Stored entries

================

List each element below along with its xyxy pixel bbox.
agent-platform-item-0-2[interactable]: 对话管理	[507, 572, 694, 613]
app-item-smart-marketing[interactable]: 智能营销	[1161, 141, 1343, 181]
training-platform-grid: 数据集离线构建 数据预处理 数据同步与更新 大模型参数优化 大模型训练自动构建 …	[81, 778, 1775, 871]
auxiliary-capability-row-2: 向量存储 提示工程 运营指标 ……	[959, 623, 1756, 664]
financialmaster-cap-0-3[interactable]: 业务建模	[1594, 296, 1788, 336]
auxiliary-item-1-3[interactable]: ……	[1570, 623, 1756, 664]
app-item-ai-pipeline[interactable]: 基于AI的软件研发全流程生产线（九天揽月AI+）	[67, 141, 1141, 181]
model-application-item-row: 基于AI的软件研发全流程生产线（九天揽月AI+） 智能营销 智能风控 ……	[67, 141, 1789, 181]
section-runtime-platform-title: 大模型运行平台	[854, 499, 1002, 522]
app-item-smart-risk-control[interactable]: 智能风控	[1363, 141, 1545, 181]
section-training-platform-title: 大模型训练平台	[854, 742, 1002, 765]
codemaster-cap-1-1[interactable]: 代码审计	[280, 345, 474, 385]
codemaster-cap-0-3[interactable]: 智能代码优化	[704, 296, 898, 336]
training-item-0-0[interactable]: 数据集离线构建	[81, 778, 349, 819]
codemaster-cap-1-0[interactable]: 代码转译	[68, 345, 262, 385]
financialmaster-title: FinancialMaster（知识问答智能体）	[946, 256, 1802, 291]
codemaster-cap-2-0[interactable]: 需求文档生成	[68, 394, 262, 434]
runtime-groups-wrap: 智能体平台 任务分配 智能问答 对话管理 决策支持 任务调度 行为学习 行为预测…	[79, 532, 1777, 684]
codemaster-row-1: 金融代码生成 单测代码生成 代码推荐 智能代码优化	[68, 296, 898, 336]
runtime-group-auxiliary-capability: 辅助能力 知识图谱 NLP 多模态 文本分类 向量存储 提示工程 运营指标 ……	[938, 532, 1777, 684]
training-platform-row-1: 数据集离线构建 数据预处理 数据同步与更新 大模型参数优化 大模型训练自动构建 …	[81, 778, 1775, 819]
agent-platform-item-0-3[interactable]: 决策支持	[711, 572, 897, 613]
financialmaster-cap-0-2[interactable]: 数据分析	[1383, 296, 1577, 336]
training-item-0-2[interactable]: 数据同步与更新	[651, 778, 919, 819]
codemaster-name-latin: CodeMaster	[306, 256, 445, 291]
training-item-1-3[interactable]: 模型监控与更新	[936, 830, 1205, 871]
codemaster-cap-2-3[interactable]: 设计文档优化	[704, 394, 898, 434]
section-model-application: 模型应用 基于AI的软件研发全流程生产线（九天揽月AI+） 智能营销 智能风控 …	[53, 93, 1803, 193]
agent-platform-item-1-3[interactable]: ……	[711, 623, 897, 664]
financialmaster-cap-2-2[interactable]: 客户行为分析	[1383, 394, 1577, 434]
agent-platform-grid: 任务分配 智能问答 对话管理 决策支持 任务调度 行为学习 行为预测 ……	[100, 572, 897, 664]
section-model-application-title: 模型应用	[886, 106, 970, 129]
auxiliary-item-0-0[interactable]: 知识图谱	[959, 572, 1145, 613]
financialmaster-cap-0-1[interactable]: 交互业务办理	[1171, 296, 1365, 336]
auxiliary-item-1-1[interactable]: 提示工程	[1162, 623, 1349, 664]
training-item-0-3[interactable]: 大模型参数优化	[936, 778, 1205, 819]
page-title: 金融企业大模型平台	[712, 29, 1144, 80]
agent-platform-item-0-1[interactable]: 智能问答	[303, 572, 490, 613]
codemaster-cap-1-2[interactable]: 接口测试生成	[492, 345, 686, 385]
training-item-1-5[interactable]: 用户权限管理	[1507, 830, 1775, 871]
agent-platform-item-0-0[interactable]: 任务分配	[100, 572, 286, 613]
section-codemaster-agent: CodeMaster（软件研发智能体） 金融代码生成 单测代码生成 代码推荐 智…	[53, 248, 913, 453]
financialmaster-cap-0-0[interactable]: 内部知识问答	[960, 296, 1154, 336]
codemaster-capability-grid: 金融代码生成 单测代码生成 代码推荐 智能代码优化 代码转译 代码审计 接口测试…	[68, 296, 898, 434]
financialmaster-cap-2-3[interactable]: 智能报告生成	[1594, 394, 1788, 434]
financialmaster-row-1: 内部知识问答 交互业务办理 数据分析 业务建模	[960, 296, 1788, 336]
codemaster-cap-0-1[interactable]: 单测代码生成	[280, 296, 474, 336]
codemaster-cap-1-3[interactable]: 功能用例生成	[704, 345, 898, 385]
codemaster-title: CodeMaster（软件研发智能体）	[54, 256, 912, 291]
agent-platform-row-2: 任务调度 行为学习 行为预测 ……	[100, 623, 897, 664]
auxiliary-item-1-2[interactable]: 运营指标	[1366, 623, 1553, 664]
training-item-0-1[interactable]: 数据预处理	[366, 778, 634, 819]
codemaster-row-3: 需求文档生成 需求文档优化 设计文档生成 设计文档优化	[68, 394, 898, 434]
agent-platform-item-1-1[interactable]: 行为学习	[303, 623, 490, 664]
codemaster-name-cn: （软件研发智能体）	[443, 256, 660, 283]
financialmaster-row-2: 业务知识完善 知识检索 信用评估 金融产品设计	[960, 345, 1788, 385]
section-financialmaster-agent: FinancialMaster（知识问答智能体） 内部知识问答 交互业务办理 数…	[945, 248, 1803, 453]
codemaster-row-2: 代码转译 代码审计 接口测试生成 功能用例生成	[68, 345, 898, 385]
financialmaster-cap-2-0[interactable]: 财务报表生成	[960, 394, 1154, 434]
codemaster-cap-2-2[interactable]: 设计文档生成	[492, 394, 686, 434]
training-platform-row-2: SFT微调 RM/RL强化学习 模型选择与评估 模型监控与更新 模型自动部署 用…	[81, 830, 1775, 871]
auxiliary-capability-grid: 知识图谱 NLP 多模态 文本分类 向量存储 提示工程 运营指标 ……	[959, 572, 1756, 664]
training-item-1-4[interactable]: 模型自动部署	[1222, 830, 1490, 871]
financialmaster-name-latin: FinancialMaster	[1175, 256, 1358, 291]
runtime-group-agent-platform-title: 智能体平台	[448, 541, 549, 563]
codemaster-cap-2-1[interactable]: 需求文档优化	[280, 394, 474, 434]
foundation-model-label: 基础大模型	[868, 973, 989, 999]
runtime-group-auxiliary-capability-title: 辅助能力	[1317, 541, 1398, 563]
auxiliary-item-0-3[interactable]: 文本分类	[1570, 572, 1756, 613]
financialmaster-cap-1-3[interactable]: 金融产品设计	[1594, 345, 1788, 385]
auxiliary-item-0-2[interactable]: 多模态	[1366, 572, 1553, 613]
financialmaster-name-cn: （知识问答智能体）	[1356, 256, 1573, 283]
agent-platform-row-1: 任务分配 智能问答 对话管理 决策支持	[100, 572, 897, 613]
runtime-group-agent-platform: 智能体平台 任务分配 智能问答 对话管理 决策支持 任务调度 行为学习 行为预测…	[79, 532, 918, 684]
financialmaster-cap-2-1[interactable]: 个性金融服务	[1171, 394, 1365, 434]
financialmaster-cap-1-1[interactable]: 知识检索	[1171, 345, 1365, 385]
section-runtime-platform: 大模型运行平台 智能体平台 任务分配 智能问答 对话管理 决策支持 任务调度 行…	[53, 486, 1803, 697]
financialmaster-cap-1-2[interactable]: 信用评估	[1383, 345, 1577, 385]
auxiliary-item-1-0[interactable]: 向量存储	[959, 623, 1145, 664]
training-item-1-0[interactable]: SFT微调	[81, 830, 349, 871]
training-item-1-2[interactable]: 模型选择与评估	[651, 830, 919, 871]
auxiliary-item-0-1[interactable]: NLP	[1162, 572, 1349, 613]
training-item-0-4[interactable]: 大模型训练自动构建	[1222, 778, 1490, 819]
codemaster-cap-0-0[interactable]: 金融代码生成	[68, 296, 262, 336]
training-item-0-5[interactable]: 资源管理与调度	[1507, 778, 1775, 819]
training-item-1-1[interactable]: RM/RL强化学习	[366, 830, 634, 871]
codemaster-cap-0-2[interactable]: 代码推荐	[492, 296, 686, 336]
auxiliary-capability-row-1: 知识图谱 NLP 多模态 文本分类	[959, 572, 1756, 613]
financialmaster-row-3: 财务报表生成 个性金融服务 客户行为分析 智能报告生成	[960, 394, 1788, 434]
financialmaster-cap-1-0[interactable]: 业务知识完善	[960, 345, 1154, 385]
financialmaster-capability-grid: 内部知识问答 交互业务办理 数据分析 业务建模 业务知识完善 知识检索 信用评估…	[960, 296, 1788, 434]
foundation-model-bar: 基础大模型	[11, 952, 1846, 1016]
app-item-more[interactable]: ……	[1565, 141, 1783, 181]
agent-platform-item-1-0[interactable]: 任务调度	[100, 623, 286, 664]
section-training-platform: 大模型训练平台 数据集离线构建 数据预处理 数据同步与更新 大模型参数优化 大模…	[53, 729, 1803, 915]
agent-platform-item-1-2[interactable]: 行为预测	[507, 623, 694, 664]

================

Quote the listing verbatim from its first line down to the line containing "auxiliary-capability-row-2: 向量存储 提示工程", including both of these lines.

● **Output for this exercise**:
List each element below along with its xyxy pixel bbox.
agent-platform-item-0-2[interactable]: 对话管理	[507, 572, 694, 613]
app-item-smart-marketing[interactable]: 智能营销	[1161, 141, 1343, 181]
training-platform-grid: 数据集离线构建 数据预处理 数据同步与更新 大模型参数优化 大模型训练自动构建 …	[81, 778, 1775, 871]
auxiliary-capability-row-2: 向量存储 提示工程 运营指标 ……	[959, 623, 1756, 664]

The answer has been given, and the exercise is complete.